Dataset records on visual material ::
+++++
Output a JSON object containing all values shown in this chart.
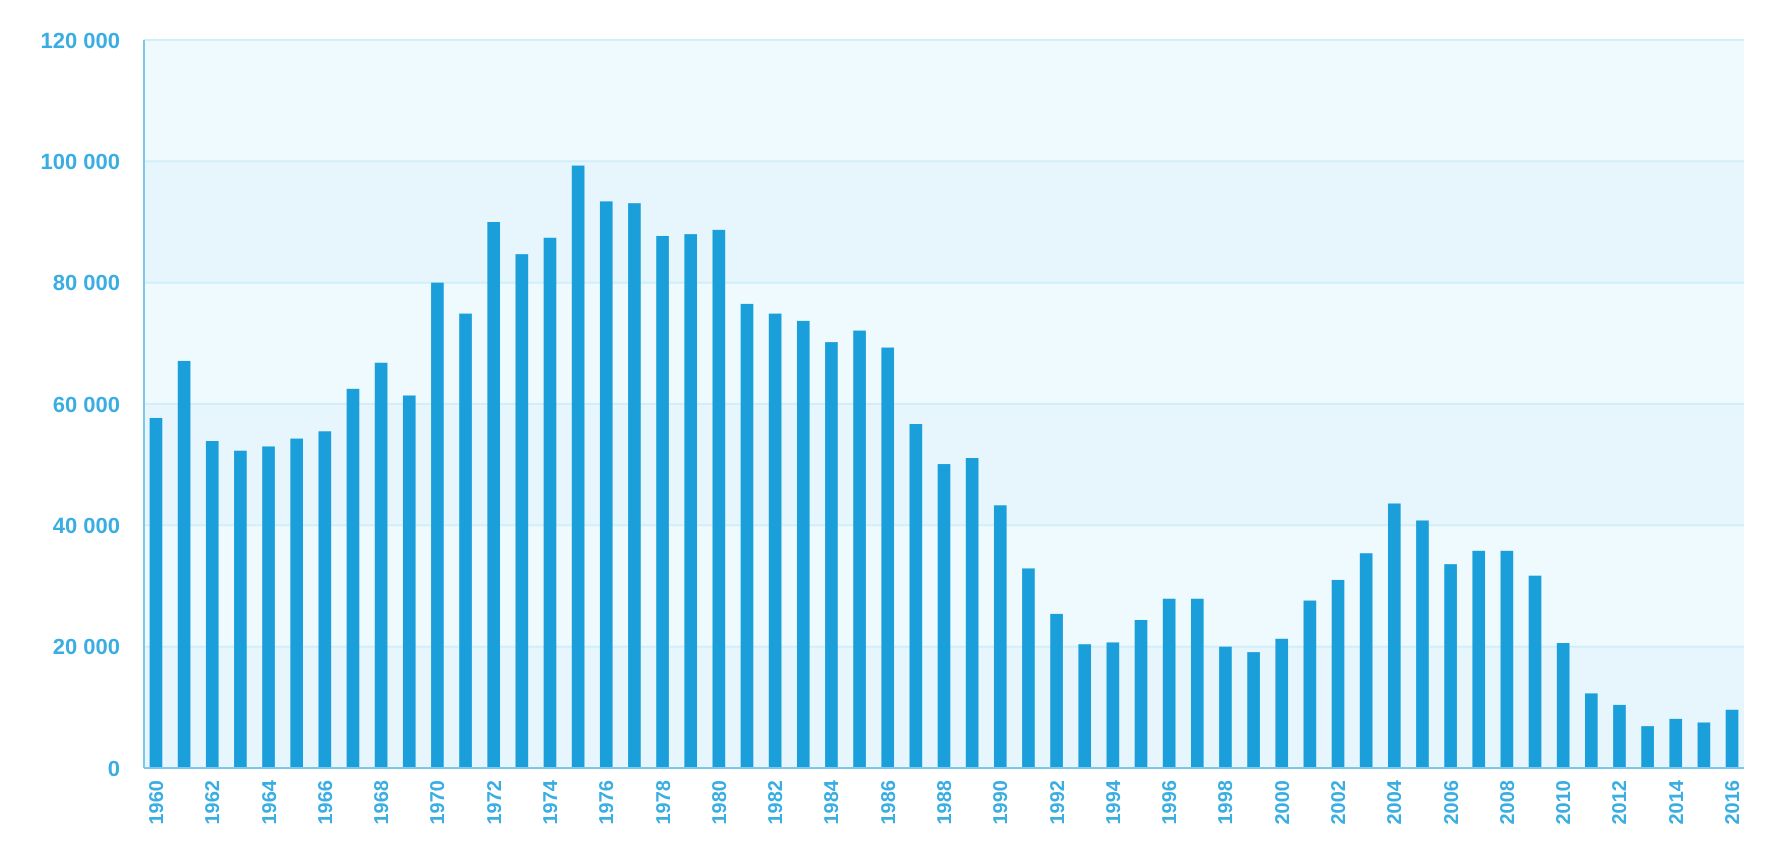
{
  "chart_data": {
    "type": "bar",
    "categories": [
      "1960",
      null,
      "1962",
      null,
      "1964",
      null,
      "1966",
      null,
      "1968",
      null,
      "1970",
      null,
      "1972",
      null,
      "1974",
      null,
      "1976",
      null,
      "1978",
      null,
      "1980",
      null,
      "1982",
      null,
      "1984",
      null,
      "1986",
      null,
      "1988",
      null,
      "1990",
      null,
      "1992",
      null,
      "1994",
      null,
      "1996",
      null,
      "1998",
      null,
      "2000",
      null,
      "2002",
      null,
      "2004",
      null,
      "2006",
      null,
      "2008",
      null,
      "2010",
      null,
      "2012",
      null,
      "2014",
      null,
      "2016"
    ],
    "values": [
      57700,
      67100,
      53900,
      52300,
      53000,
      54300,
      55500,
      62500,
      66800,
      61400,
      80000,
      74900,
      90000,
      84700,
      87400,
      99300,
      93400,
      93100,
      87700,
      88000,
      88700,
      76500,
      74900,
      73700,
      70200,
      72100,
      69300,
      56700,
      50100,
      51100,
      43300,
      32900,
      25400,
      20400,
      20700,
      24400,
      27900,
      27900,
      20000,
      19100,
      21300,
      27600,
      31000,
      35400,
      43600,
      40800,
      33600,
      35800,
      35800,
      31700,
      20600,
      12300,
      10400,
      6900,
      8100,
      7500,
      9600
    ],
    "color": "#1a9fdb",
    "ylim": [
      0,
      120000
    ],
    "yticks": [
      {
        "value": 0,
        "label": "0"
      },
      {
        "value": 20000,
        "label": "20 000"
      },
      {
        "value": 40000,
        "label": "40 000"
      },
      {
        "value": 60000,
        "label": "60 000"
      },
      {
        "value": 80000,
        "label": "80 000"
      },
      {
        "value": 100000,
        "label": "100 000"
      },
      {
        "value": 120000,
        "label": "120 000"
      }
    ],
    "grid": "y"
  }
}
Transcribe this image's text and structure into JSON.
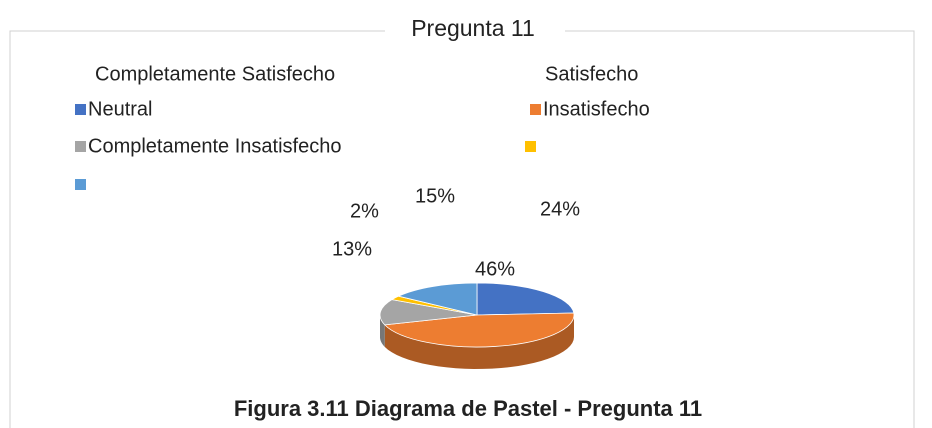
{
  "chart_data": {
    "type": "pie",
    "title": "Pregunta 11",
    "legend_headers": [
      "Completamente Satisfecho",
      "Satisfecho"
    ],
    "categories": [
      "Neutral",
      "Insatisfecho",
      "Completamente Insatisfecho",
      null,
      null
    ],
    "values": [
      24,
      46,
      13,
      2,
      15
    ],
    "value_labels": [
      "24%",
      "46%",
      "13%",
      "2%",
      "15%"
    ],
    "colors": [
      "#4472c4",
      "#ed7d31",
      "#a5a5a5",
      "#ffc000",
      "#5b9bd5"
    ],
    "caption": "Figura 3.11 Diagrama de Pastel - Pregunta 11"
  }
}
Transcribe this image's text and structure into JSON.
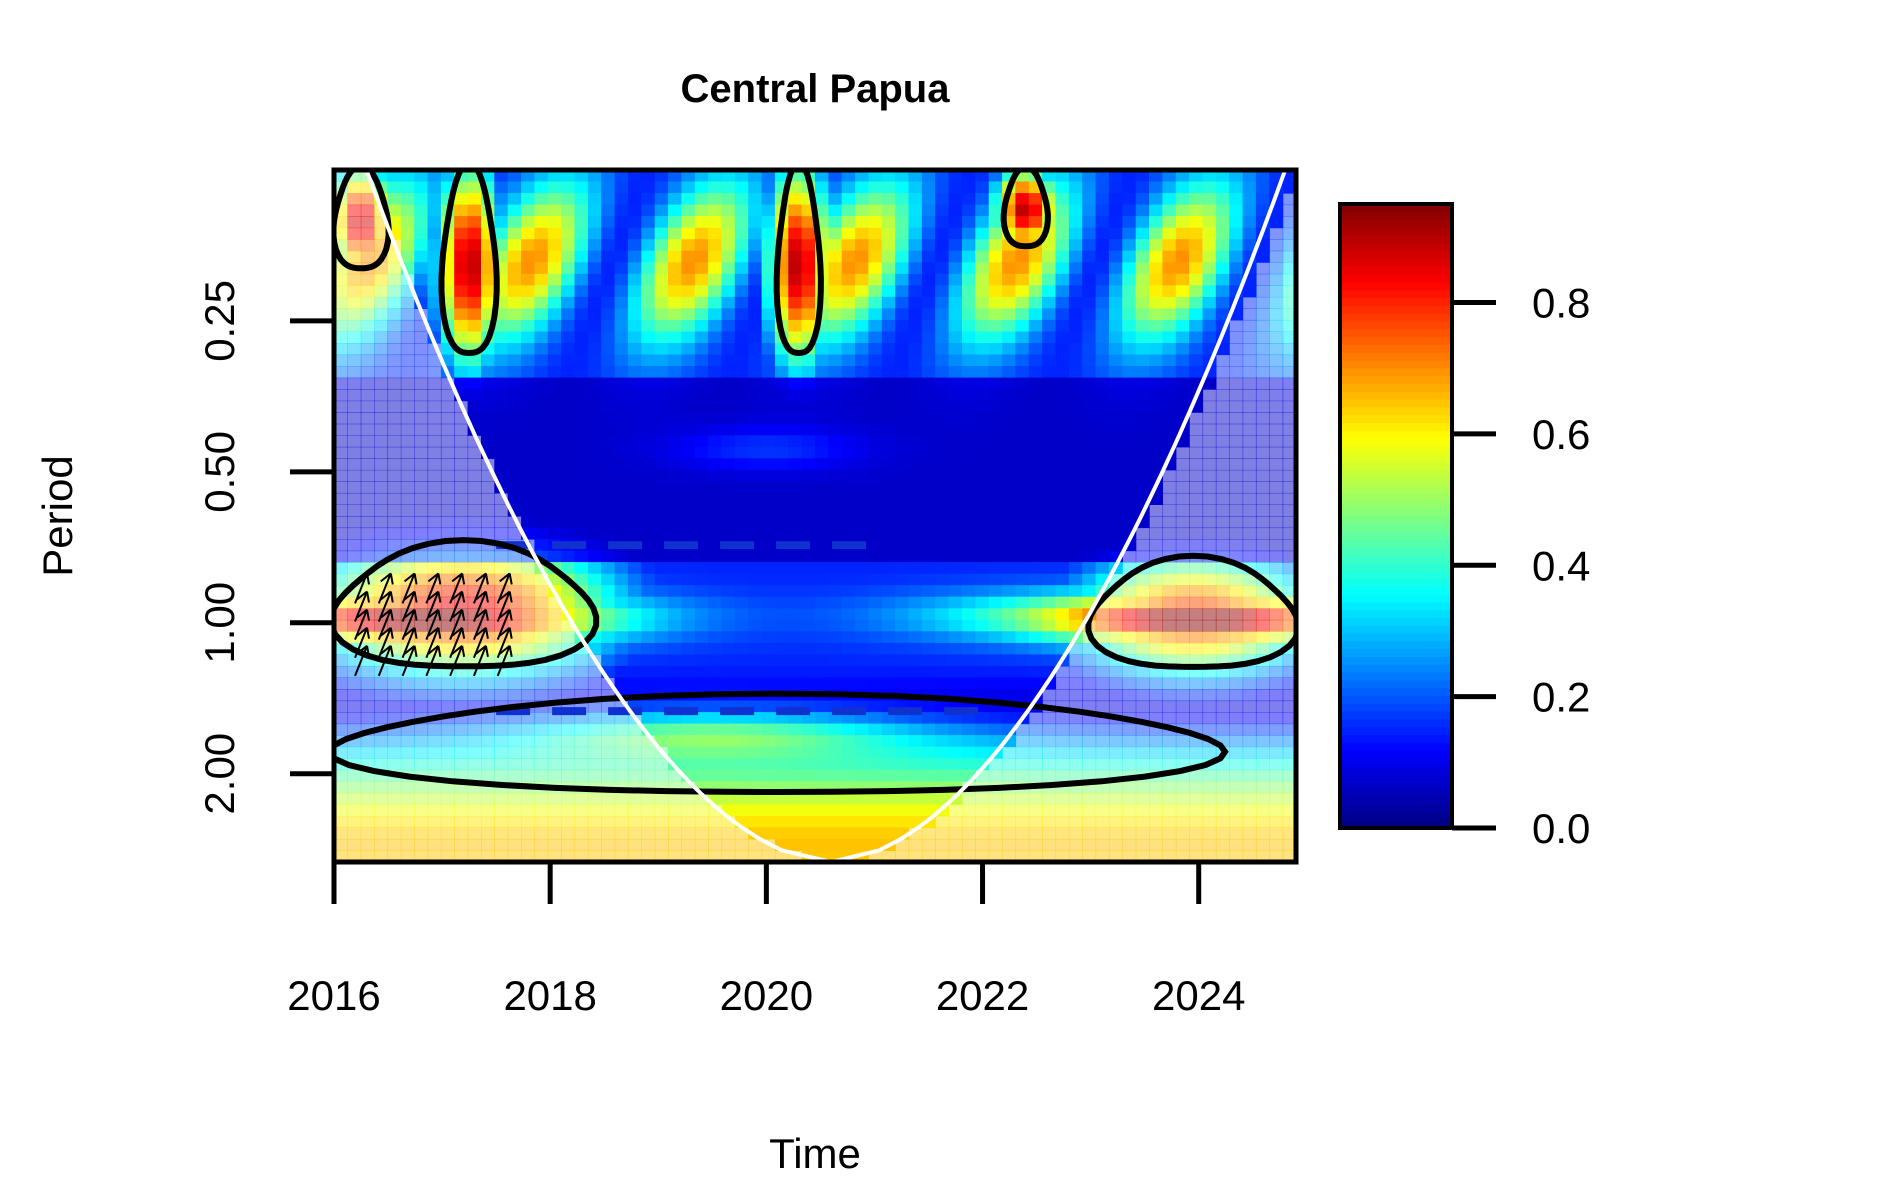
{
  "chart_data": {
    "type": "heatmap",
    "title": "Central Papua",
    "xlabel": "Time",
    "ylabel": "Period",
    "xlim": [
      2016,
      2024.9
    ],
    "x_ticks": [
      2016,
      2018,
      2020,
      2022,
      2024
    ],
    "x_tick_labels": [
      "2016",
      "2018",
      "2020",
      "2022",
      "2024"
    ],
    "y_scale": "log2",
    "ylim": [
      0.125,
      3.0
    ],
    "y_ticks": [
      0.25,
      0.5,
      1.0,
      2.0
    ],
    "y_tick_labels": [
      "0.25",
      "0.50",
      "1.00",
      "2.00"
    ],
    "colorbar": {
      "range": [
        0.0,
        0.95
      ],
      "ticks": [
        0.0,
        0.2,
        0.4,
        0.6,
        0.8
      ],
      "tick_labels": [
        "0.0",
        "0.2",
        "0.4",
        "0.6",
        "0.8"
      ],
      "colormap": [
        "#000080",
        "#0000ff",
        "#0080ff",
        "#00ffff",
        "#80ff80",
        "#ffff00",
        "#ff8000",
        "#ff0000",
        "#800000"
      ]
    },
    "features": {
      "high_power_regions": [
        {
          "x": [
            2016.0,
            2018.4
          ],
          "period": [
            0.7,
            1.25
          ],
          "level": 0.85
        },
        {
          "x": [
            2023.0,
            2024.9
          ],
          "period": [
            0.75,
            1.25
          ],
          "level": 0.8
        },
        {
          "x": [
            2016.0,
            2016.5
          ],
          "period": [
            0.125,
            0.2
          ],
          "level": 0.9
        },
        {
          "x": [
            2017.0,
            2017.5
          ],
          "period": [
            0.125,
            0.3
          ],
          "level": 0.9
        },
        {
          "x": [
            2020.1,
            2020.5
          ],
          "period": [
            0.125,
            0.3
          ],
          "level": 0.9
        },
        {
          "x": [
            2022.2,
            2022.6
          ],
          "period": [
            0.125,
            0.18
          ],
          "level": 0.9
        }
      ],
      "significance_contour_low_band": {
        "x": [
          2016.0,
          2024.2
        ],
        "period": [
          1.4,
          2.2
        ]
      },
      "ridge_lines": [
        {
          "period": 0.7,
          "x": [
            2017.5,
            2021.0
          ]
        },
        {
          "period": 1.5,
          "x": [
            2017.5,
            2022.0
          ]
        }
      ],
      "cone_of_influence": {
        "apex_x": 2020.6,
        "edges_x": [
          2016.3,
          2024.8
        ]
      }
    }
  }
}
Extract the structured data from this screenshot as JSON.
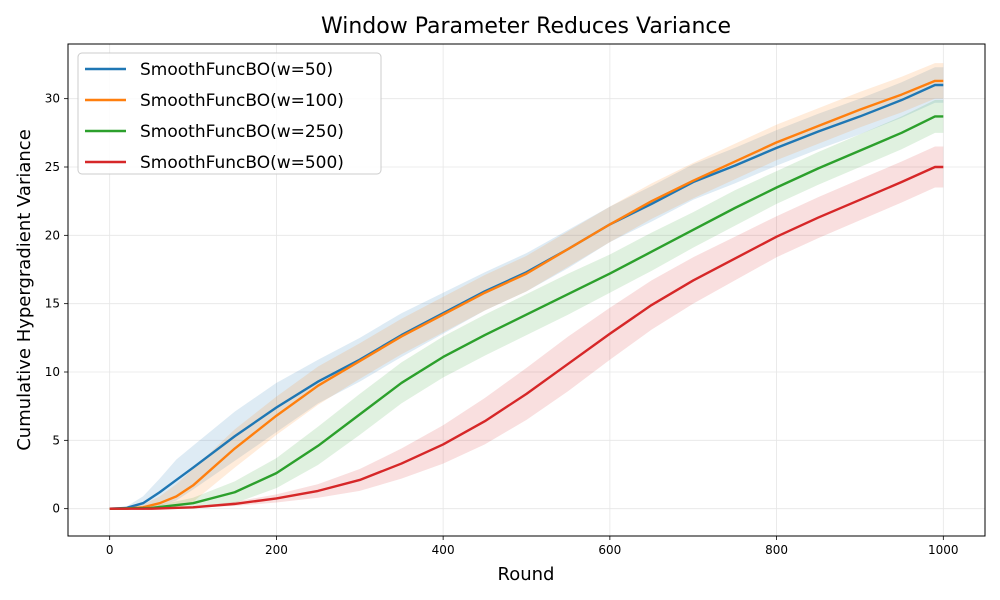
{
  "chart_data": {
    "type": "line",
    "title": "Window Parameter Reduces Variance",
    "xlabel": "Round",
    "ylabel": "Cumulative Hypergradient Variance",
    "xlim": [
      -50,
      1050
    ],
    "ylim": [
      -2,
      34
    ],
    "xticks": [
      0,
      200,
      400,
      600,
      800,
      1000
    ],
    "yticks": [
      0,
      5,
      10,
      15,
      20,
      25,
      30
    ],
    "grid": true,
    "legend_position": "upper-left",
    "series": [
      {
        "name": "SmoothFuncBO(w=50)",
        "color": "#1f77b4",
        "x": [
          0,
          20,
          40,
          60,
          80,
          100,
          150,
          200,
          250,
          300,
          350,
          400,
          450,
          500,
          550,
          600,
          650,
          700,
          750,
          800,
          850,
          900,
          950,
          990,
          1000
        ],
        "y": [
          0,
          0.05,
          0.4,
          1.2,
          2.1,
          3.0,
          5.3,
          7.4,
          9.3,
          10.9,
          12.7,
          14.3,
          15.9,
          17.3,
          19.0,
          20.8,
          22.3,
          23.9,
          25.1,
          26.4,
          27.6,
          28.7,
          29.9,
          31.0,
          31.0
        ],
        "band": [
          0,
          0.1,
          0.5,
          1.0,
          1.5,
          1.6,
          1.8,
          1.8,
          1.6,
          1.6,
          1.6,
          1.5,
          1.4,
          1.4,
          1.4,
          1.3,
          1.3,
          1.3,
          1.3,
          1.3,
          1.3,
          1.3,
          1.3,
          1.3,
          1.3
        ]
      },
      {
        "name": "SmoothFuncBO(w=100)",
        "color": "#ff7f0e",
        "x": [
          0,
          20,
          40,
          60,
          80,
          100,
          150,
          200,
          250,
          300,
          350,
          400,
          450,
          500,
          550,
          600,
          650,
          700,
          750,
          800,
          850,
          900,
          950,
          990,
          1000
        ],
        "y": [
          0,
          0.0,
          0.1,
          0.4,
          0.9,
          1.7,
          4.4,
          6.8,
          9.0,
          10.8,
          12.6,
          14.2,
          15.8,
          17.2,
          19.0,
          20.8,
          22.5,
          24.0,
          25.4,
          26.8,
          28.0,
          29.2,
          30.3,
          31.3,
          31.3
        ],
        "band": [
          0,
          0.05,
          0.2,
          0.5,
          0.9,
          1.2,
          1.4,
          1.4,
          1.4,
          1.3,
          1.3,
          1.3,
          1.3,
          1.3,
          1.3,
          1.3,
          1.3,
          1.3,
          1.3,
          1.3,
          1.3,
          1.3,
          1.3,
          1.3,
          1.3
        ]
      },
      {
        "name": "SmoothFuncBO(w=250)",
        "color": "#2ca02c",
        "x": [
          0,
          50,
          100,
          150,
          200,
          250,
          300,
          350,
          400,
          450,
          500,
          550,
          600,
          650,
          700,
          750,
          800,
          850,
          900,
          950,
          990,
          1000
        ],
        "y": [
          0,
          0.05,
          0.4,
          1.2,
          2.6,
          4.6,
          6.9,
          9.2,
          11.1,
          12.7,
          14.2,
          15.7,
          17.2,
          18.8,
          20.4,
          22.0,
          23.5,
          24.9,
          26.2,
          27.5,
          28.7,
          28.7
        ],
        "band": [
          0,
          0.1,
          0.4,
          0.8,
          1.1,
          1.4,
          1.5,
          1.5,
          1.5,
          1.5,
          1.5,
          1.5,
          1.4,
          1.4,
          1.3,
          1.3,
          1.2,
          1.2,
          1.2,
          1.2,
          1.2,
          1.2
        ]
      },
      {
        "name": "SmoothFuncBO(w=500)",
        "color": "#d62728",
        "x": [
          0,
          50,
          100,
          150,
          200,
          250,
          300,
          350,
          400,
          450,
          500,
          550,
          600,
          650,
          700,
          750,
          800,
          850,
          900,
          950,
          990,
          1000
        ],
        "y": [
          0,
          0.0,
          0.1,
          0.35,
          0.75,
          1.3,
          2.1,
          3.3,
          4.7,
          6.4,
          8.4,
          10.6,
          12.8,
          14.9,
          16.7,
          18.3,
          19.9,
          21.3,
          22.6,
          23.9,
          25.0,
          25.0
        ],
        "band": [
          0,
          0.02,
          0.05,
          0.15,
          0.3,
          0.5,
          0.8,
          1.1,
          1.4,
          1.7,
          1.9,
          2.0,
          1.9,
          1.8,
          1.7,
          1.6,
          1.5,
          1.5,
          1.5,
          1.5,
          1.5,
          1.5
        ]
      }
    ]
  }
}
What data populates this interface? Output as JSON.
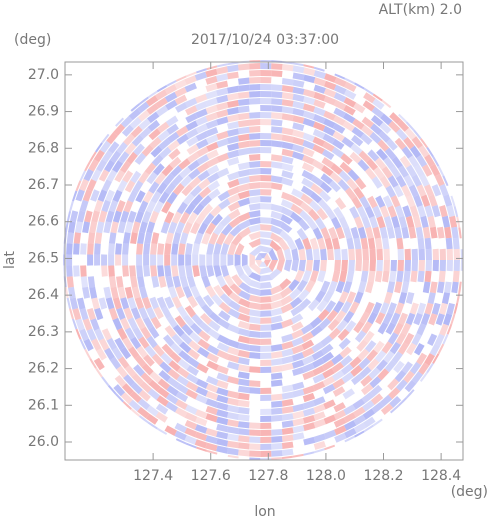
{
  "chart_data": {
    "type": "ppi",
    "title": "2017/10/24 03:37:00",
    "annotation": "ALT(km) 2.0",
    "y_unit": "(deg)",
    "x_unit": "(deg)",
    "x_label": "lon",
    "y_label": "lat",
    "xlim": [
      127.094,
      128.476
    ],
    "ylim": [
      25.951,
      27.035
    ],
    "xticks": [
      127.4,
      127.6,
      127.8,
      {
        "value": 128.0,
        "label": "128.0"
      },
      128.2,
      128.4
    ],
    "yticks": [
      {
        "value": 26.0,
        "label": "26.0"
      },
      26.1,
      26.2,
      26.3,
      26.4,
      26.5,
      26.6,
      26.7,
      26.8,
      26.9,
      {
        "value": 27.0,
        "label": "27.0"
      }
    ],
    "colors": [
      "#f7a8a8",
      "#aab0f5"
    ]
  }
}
+++++
The exercise :: Restate word for word the lines above that start at the line containing "What data populates" and run to the end of the listing; exclude the pictures.

Answer ::
What data populates this interface? Output as JSON.
{
  "chart_data": {
    "type": "ppi",
    "title": "2017/10/24 03:37:00",
    "annotation": "ALT(km) 2.0",
    "y_unit": "(deg)",
    "x_unit": "(deg)",
    "x_label": "lon",
    "y_label": "lat",
    "xlim": [
      127.094,
      128.476
    ],
    "ylim": [
      25.951,
      27.035
    ],
    "xticks": [
      127.4,
      127.6,
      127.8,
      {
        "value": 128.0,
        "label": "128.0"
      },
      128.2,
      128.4
    ],
    "yticks": [
      {
        "value": 26.0,
        "label": "26.0"
      },
      26.1,
      26.2,
      26.3,
      26.4,
      26.5,
      26.6,
      26.7,
      26.8,
      26.9,
      {
        "value": 27.0,
        "label": "27.0"
      }
    ],
    "colors": [
      "#f7a8a8",
      "#aab0f5"
    ]
  }
}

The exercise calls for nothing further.